══ Recorded data ══

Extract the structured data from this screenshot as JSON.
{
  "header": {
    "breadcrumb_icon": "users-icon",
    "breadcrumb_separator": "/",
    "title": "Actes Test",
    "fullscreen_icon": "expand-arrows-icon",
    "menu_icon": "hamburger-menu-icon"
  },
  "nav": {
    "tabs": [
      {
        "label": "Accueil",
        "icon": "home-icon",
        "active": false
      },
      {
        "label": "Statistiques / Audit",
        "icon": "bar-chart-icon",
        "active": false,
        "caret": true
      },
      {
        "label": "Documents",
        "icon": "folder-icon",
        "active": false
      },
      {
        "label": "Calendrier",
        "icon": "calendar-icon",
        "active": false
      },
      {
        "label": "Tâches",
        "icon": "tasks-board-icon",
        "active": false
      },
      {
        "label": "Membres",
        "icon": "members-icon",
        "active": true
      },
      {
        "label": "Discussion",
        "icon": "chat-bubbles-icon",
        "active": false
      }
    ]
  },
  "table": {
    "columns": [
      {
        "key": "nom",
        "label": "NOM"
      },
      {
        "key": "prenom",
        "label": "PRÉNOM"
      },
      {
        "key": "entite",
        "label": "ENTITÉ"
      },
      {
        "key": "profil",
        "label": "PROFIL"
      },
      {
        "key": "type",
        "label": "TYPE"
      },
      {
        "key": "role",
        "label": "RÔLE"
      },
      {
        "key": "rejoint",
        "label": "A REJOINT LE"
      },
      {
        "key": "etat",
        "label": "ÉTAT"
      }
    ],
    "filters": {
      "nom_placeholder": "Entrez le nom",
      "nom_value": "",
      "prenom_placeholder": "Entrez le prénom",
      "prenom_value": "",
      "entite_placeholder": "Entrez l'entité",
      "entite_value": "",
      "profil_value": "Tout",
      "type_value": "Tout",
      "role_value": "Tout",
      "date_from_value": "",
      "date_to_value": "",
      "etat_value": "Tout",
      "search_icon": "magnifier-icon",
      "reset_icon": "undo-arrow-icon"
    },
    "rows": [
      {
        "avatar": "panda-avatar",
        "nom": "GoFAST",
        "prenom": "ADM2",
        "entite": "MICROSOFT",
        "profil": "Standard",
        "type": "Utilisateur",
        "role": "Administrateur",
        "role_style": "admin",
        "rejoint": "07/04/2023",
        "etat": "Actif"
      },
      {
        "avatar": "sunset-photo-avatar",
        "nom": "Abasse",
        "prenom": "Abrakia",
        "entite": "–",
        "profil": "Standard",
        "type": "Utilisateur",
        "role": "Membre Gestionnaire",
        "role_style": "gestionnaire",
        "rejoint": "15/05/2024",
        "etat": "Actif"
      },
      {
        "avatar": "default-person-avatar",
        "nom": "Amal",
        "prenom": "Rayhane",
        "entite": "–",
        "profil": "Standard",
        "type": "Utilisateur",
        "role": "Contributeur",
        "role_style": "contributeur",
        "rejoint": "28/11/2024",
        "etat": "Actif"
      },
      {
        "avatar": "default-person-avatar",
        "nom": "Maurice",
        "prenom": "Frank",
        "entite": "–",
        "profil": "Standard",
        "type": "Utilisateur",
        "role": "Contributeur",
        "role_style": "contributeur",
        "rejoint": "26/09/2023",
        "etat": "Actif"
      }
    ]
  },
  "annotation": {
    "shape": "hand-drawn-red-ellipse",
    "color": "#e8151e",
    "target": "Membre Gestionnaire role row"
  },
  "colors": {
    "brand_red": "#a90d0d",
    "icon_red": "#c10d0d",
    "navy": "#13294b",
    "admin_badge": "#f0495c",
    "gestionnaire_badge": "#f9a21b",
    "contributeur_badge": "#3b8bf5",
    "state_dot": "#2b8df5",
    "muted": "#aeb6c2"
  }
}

═══

Your instructions:
Copy each line of the listing in which the word "avatar" can be found.

Finished task:
        "avatar": "panda-avatar",
        "avatar": "sunset-photo-avatar",
        "avatar": "default-person-avatar",
        "avatar": "default-person-avatar",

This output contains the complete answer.